* To do *
Scan each line of the records for the word "ffffff" and extract the ones that have it.

* Chart and figure data *
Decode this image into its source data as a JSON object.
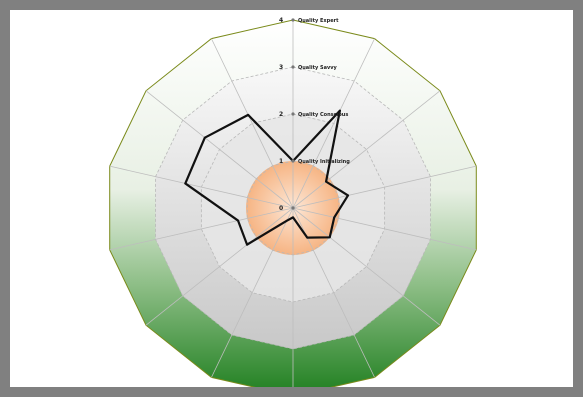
{
  "chart_data": {
    "type": "radar",
    "title": "",
    "axes_count": 14,
    "r_range": [
      0,
      4
    ],
    "radial_ticks": [
      "0",
      "1",
      "2",
      "3",
      "4"
    ],
    "level_labels": [
      "Quality Initializing",
      "Quality Conscious",
      "Quality Savvy",
      "Quality Expert"
    ],
    "series": [
      {
        "values": [
          1.0,
          2.3,
          0.9,
          1.2,
          0.9,
          1.0,
          0.7,
          0.2,
          0.3,
          1.25,
          1.2,
          2.35,
          2.4,
          2.2
        ]
      }
    ],
    "grid": true,
    "colors": {
      "series_line": "#111111",
      "outer_band_top": "#ffffff",
      "outer_band_bottom": "#2e8b2e",
      "inner_fill": "#f7b98a",
      "outline": "#7a8a1a"
    }
  }
}
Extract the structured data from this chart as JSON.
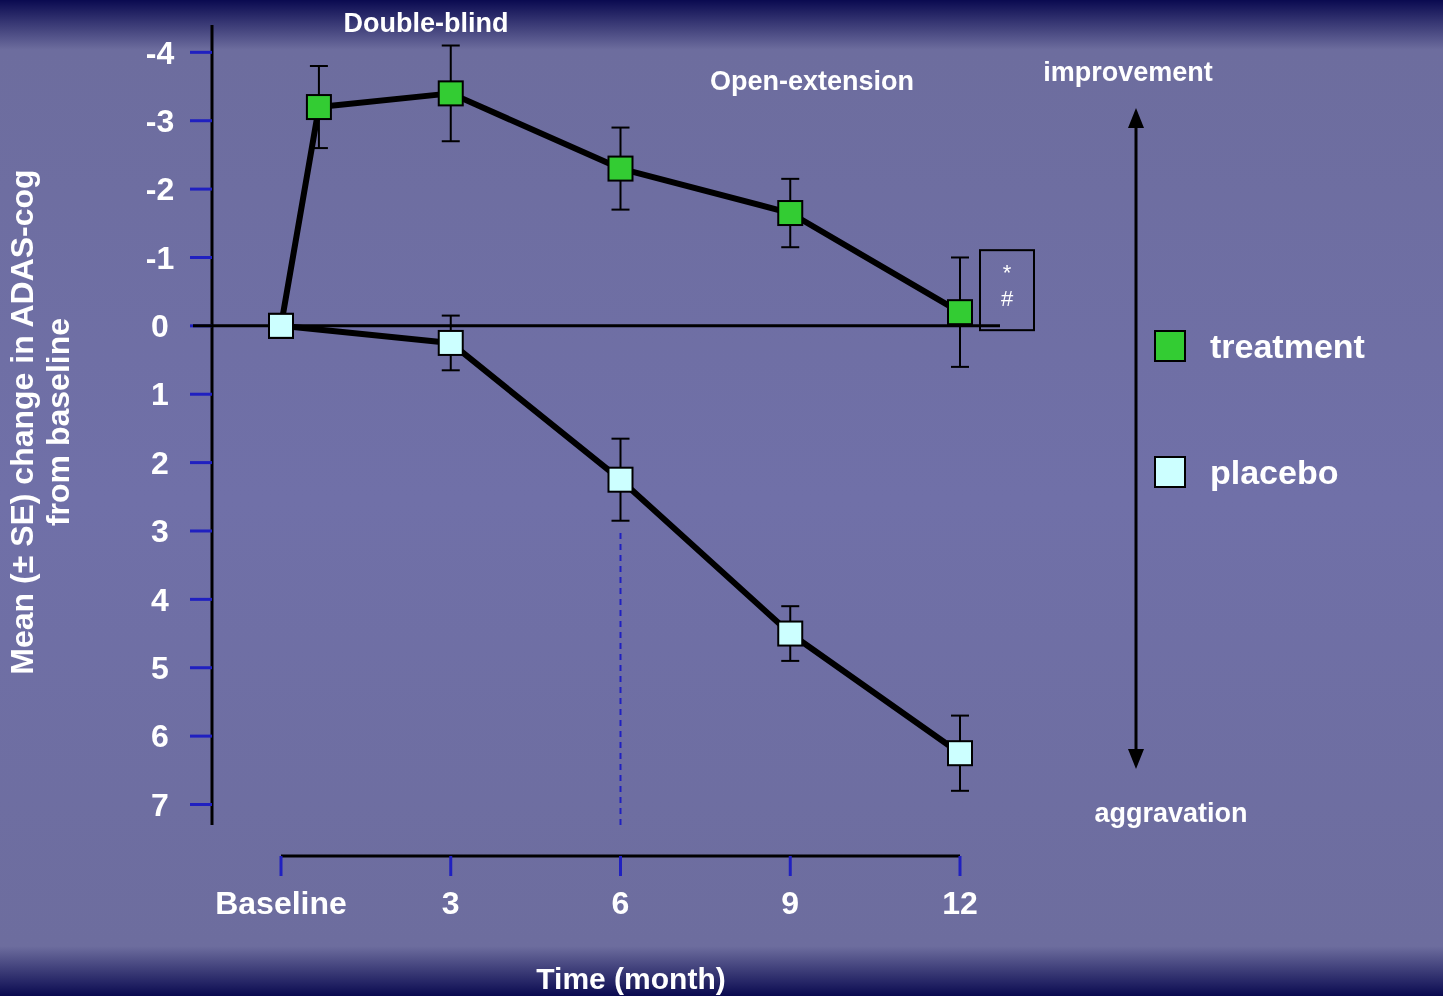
{
  "chart_data": {
    "type": "line",
    "xlabel": "Time (month)",
    "ylabel": "Mean (± SE) change in ADAS-cog\nfrom baseline",
    "xlim": [
      0,
      12
    ],
    "xticks": [
      {
        "value": 0,
        "label": "Baseline"
      },
      3,
      6,
      9,
      12
    ],
    "ylim": [
      7.3,
      -4.4
    ],
    "yticks": [
      -4,
      -3,
      -2,
      -1,
      0,
      1,
      2,
      3,
      4,
      5,
      6,
      7
    ],
    "series": [
      {
        "name": "treatment",
        "color": "#33cc33",
        "x": [
          0,
          0.67,
          3,
          6,
          9,
          12
        ],
        "values": [
          0,
          -3.2,
          -3.4,
          -2.3,
          -1.65,
          -0.2
        ],
        "errors": [
          null,
          0.6,
          0.7,
          0.6,
          0.5,
          0.8
        ]
      },
      {
        "name": "placebo",
        "color": "#ccffff",
        "x": [
          0,
          3,
          6,
          9,
          12
        ],
        "values": [
          0,
          0.25,
          2.25,
          4.5,
          6.25
        ],
        "errors": [
          null,
          0.4,
          0.6,
          0.4,
          0.55
        ]
      }
    ],
    "ref_lines": [
      {
        "axis": "y",
        "value": 0,
        "color": "#000000"
      },
      {
        "axis": "x",
        "value": 6,
        "line_style": "dashed",
        "color": "#2020c0"
      }
    ],
    "annotations": [
      "Double-blind",
      "Open-extension",
      "improvement",
      "aggravation",
      {
        "text": "*\n#",
        "x": 12,
        "y": -0.2
      }
    ],
    "marker": "square",
    "legend": "right",
    "grid": false
  }
}
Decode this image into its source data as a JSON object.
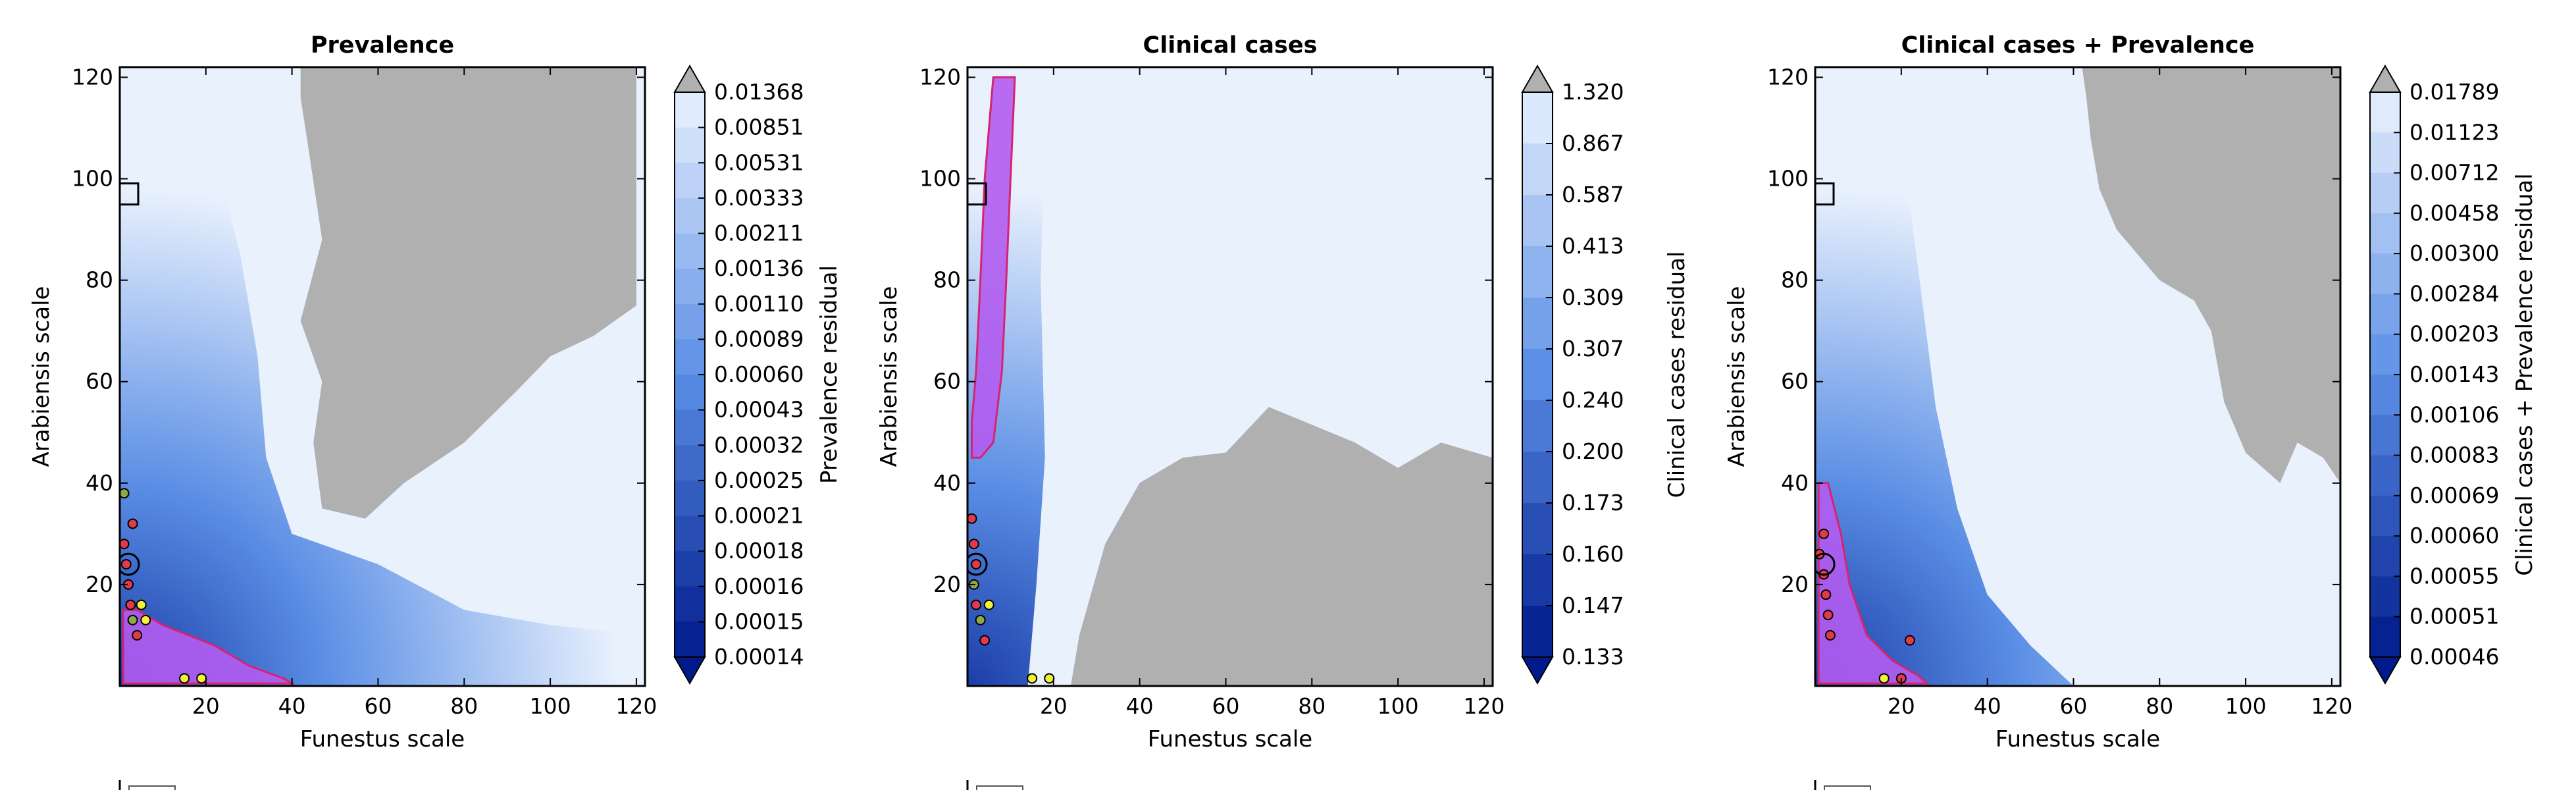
{
  "figure": {
    "background": "#ffffff"
  },
  "colors": {
    "masked": "#b0b0b0",
    "cmap_dark": "#001a8c",
    "cmap_mid": "#5b8fe6",
    "cmap_light": "#e9f1fd",
    "pct_fill": "#b35cf0",
    "pct_stroke": "#d6246f",
    "marker_red": "#e23a4a",
    "marker_yellow": "#f3f23a",
    "marker_olive": "#8fa84a",
    "best_box": "#000000"
  },
  "chart_data": [
    {
      "type": "heatmap",
      "title": "Prevalence",
      "xlabel": "Funestus scale",
      "ylabel": "Arabiensis scale",
      "xlim": [
        0,
        122
      ],
      "ylim": [
        0,
        122
      ],
      "xticks": [
        "20",
        "40",
        "60",
        "80",
        "100",
        "120"
      ],
      "yticks": [
        "20",
        "40",
        "60",
        "80",
        "100",
        "120"
      ],
      "colorbar_label": "Prevalence residual",
      "colorbar_ticks": [
        "0.01368",
        "0.00851",
        "0.00531",
        "0.00333",
        "0.00211",
        "0.00136",
        "0.00110",
        "0.00089",
        "0.00060",
        "0.00043",
        "0.00032",
        "0.00025",
        "0.00021",
        "0.00018",
        "0.00016",
        "0.00015",
        "0.00014"
      ],
      "masked_region": [
        [
          42,
          122
        ],
        [
          120,
          122
        ],
        [
          120,
          75
        ],
        [
          110,
          69
        ],
        [
          100,
          65
        ],
        [
          92,
          58
        ],
        [
          80,
          48
        ],
        [
          66,
          40
        ],
        [
          57,
          33
        ],
        [
          47,
          35
        ],
        [
          45,
          48
        ],
        [
          47,
          60
        ],
        [
          42,
          72
        ],
        [
          47,
          88
        ],
        [
          44,
          105
        ],
        [
          42,
          116
        ]
      ],
      "white_region": [
        [
          18,
          122
        ],
        [
          42,
          122
        ],
        [
          44,
          105
        ],
        [
          47,
          88
        ],
        [
          42,
          72
        ],
        [
          47,
          60
        ],
        [
          45,
          48
        ],
        [
          47,
          35
        ],
        [
          57,
          33
        ],
        [
          66,
          40
        ],
        [
          80,
          48
        ],
        [
          92,
          58
        ],
        [
          100,
          65
        ],
        [
          110,
          69
        ],
        [
          120,
          75
        ],
        [
          122,
          75
        ],
        [
          122,
          10
        ],
        [
          100,
          12
        ],
        [
          80,
          15
        ],
        [
          60,
          24
        ],
        [
          40,
          30
        ],
        [
          34,
          45
        ],
        [
          32,
          65
        ],
        [
          28,
          85
        ],
        [
          22,
          105
        ]
      ],
      "best_region": [
        [
          0.8,
          0.5
        ],
        [
          0.8,
          15
        ],
        [
          4,
          15
        ],
        [
          10,
          12
        ],
        [
          22,
          8
        ],
        [
          30,
          4
        ],
        [
          38,
          1.5
        ],
        [
          40,
          0.5
        ]
      ],
      "markers": [
        {
          "x": 1,
          "y": 28,
          "color": "red"
        },
        {
          "x": 1.5,
          "y": 24,
          "color": "red"
        },
        {
          "x": 2,
          "y": 20,
          "color": "red"
        },
        {
          "x": 2.5,
          "y": 16,
          "color": "red"
        },
        {
          "x": 3,
          "y": 13,
          "color": "olive"
        },
        {
          "x": 5,
          "y": 16,
          "color": "yellow"
        },
        {
          "x": 4,
          "y": 10,
          "color": "red"
        },
        {
          "x": 6,
          "y": 13,
          "color": "yellow"
        },
        {
          "x": 3,
          "y": 32,
          "color": "red"
        },
        {
          "x": 1,
          "y": 38,
          "color": "olive"
        },
        {
          "x": 15,
          "y": 1.5,
          "color": "yellow"
        },
        {
          "x": 19,
          "y": 1.5,
          "color": "yellow"
        }
      ],
      "best_box": {
        "x": 0,
        "y": 97
      }
    },
    {
      "type": "heatmap",
      "title": "Clinical cases",
      "xlabel": "Funestus scale",
      "ylabel": "Arabiensis scale",
      "xlim": [
        0,
        122
      ],
      "ylim": [
        0,
        122
      ],
      "xticks": [
        "20",
        "40",
        "60",
        "80",
        "100",
        "120"
      ],
      "yticks": [
        "20",
        "40",
        "60",
        "80",
        "100",
        "120"
      ],
      "colorbar_label": "Clinical cases residual",
      "colorbar_ticks": [
        "1.320",
        "0.867",
        "0.587",
        "0.413",
        "0.309",
        "0.307",
        "0.240",
        "0.200",
        "0.173",
        "0.160",
        "0.147",
        "0.133"
      ],
      "masked_region": [
        [
          28,
          0
        ],
        [
          122,
          0
        ],
        [
          122,
          45
        ],
        [
          110,
          48
        ],
        [
          100,
          43
        ],
        [
          90,
          48
        ],
        [
          70,
          55
        ],
        [
          60,
          46
        ],
        [
          50,
          45
        ],
        [
          40,
          40
        ],
        [
          32,
          28
        ],
        [
          26,
          10
        ],
        [
          24,
          0
        ]
      ],
      "white_region": [
        [
          18,
          122
        ],
        [
          122,
          122
        ],
        [
          122,
          45
        ],
        [
          110,
          48
        ],
        [
          100,
          43
        ],
        [
          90,
          48
        ],
        [
          70,
          55
        ],
        [
          60,
          46
        ],
        [
          50,
          45
        ],
        [
          40,
          40
        ],
        [
          32,
          28
        ],
        [
          26,
          10
        ],
        [
          24,
          0
        ],
        [
          14,
          0
        ],
        [
          16,
          20
        ],
        [
          18,
          45
        ],
        [
          17,
          80
        ],
        [
          18,
          110
        ]
      ],
      "best_region": [
        [
          1,
          45
        ],
        [
          3,
          45
        ],
        [
          6,
          48
        ],
        [
          8,
          62
        ],
        [
          9,
          80
        ],
        [
          10,
          100
        ],
        [
          11,
          120
        ],
        [
          6,
          120
        ],
        [
          4,
          100
        ],
        [
          3,
          80
        ],
        [
          2,
          62
        ],
        [
          1,
          52
        ]
      ],
      "markers": [
        {
          "x": 1,
          "y": 33,
          "color": "red"
        },
        {
          "x": 1.5,
          "y": 28,
          "color": "red"
        },
        {
          "x": 2,
          "y": 24,
          "color": "red"
        },
        {
          "x": 1.5,
          "y": 20,
          "color": "olive"
        },
        {
          "x": 2,
          "y": 16,
          "color": "red"
        },
        {
          "x": 3,
          "y": 13,
          "color": "olive"
        },
        {
          "x": 5,
          "y": 16,
          "color": "yellow"
        },
        {
          "x": 4,
          "y": 9,
          "color": "red"
        },
        {
          "x": 15,
          "y": 1.5,
          "color": "yellow"
        },
        {
          "x": 19,
          "y": 1.5,
          "color": "yellow"
        }
      ],
      "best_box": {
        "x": 0,
        "y": 97
      }
    },
    {
      "type": "heatmap",
      "title": "Clinical cases + Prevalence",
      "xlabel": "Funestus scale",
      "ylabel": "Arabiensis scale",
      "xlim": [
        0,
        122
      ],
      "ylim": [
        0,
        122
      ],
      "xticks": [
        "20",
        "40",
        "60",
        "80",
        "100",
        "120"
      ],
      "yticks": [
        "20",
        "40",
        "60",
        "80",
        "100",
        "120"
      ],
      "colorbar_label": "Clinical cases + Prevalence residual",
      "colorbar_ticks": [
        "0.01789",
        "0.01123",
        "0.00712",
        "0.00458",
        "0.00300",
        "0.00284",
        "0.00203",
        "0.00143",
        "0.00106",
        "0.00083",
        "0.00069",
        "0.00060",
        "0.00055",
        "0.00051",
        "0.00046"
      ],
      "masked_region": [
        [
          62,
          122
        ],
        [
          122,
          122
        ],
        [
          122,
          40
        ],
        [
          118,
          45
        ],
        [
          112,
          48
        ],
        [
          108,
          40
        ],
        [
          100,
          46
        ],
        [
          95,
          56
        ],
        [
          92,
          70
        ],
        [
          88,
          76
        ],
        [
          80,
          80
        ],
        [
          70,
          90
        ],
        [
          66,
          98
        ],
        [
          64,
          108
        ],
        [
          63,
          116
        ]
      ],
      "white_region": [
        [
          16,
          122
        ],
        [
          62,
          122
        ],
        [
          63,
          116
        ],
        [
          64,
          108
        ],
        [
          66,
          98
        ],
        [
          70,
          90
        ],
        [
          80,
          80
        ],
        [
          88,
          76
        ],
        [
          92,
          70
        ],
        [
          95,
          56
        ],
        [
          100,
          46
        ],
        [
          108,
          40
        ],
        [
          112,
          48
        ],
        [
          118,
          45
        ],
        [
          122,
          40
        ],
        [
          122,
          0
        ],
        [
          60,
          0
        ],
        [
          50,
          8
        ],
        [
          40,
          18
        ],
        [
          33,
          35
        ],
        [
          28,
          55
        ],
        [
          25,
          75
        ],
        [
          22,
          95
        ],
        [
          20,
          112
        ]
      ],
      "best_region": [
        [
          0.8,
          0.5
        ],
        [
          0.8,
          40
        ],
        [
          3,
          40
        ],
        [
          6,
          30
        ],
        [
          8,
          20
        ],
        [
          12,
          10
        ],
        [
          18,
          5
        ],
        [
          24,
          2
        ],
        [
          26,
          0.5
        ]
      ],
      "markers": [
        {
          "x": 1,
          "y": 26,
          "color": "red"
        },
        {
          "x": 2,
          "y": 22,
          "color": "red"
        },
        {
          "x": 2.5,
          "y": 18,
          "color": "red"
        },
        {
          "x": 3,
          "y": 14,
          "color": "red"
        },
        {
          "x": 3.5,
          "y": 10,
          "color": "red"
        },
        {
          "x": 2,
          "y": 30,
          "color": "red"
        },
        {
          "x": 16,
          "y": 1.5,
          "color": "yellow"
        },
        {
          "x": 20,
          "y": 1.5,
          "color": "red"
        },
        {
          "x": 22,
          "y": 9,
          "color": "red"
        }
      ],
      "best_box": {
        "x": 0,
        "y": 97
      }
    }
  ]
}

* Task solution *
      "outer_band_top": "#ffffff",
    "background": "#ffffff"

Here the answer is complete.